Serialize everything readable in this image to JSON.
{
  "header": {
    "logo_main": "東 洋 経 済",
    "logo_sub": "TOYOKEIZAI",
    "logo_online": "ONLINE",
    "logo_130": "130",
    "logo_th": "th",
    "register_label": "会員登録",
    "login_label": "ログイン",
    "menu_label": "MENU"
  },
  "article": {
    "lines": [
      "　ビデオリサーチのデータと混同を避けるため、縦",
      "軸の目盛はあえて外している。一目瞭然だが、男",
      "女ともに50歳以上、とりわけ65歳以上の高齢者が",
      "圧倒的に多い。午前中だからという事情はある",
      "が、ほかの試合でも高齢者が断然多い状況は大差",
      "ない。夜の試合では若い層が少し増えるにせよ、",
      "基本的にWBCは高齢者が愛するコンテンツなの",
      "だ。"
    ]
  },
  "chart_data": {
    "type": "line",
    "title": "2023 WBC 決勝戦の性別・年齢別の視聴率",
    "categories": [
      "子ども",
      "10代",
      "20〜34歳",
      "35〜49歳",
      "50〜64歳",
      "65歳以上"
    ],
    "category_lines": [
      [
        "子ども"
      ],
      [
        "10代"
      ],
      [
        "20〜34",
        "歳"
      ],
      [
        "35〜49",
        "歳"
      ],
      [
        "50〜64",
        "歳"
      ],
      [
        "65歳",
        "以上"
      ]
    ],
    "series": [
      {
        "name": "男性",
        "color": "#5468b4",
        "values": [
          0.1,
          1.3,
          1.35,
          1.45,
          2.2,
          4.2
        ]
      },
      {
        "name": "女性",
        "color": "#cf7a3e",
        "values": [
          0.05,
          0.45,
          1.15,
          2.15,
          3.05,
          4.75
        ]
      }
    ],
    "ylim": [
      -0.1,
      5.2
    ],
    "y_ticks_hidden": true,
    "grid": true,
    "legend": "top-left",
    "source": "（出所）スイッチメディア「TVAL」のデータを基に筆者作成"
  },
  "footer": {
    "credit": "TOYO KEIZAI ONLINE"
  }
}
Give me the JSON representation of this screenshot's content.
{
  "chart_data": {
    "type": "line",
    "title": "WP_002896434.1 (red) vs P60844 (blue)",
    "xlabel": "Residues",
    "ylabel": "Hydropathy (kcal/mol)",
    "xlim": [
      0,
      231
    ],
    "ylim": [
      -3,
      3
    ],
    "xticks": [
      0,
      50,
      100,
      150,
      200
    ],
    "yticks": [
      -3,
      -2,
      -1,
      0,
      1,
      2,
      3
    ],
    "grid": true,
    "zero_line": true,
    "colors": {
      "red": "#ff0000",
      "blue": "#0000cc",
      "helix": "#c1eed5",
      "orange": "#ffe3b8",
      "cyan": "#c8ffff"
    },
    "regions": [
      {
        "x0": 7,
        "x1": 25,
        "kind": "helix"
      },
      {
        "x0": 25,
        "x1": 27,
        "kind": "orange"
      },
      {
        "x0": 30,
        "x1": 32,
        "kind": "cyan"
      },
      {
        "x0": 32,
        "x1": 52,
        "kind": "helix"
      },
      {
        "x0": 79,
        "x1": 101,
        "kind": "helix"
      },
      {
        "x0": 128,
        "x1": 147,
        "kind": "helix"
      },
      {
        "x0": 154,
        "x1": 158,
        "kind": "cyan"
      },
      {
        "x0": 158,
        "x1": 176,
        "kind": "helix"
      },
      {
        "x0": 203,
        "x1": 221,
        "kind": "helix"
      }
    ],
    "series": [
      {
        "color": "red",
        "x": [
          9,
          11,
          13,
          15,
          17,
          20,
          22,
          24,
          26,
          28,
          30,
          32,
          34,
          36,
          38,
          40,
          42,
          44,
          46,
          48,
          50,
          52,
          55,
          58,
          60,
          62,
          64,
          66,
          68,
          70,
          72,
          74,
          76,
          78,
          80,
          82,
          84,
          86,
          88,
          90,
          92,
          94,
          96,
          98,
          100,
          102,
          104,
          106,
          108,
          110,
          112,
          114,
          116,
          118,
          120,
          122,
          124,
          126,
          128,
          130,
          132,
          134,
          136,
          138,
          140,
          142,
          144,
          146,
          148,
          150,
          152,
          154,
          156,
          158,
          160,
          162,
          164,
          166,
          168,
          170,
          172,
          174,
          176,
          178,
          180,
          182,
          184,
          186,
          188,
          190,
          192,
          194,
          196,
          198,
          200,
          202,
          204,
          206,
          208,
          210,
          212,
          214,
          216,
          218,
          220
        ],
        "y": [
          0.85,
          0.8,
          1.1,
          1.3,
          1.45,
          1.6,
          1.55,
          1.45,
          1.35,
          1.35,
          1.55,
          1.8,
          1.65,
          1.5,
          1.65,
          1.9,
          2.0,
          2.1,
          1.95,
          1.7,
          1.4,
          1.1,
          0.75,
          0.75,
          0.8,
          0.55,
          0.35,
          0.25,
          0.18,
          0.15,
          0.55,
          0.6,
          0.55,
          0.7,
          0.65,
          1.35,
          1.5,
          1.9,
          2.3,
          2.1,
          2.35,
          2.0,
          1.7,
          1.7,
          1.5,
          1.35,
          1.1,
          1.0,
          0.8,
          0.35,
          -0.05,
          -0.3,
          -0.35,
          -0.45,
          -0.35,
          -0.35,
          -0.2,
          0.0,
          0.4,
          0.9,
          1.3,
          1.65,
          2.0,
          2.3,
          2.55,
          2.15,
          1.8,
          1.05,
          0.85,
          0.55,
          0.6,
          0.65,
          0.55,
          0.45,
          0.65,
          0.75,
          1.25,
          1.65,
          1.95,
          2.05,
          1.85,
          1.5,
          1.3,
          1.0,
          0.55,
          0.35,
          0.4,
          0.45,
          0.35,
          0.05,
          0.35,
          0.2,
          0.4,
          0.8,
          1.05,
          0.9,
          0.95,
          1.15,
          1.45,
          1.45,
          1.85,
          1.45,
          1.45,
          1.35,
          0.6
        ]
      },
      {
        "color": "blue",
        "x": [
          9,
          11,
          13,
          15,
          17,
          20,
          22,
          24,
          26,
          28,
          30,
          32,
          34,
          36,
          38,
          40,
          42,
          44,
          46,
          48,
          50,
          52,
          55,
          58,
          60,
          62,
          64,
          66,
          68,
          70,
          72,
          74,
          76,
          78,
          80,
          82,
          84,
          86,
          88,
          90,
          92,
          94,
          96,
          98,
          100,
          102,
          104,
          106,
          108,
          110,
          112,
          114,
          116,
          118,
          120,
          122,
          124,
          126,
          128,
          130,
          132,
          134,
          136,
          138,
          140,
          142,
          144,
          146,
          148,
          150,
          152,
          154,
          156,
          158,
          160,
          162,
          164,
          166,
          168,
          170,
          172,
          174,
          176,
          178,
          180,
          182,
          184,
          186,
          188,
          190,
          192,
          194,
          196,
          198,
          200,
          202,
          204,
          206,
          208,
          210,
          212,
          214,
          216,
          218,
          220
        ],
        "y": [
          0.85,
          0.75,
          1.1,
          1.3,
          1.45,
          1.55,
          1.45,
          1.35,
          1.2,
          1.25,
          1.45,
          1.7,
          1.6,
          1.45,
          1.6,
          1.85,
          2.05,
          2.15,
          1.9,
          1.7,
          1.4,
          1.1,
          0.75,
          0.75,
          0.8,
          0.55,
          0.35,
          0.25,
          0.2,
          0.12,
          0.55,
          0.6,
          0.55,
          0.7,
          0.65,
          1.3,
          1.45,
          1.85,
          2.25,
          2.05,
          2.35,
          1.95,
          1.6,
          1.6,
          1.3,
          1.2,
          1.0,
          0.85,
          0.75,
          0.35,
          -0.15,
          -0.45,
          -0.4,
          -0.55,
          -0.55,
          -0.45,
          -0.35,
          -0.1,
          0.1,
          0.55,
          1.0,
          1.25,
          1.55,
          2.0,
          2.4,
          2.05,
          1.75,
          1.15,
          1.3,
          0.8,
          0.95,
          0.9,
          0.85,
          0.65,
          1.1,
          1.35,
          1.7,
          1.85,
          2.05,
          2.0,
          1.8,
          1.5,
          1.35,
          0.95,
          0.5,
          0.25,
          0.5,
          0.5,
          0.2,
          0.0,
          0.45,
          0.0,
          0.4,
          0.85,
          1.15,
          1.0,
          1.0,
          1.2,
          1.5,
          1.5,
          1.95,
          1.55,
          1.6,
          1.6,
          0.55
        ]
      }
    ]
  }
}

===============

What you have to do »
Pull out every line of the records above that contains the word "this".

Exercise response »
Serialize everything readable in this image to JSON.
Give me the JSON representation of this screenshot's content.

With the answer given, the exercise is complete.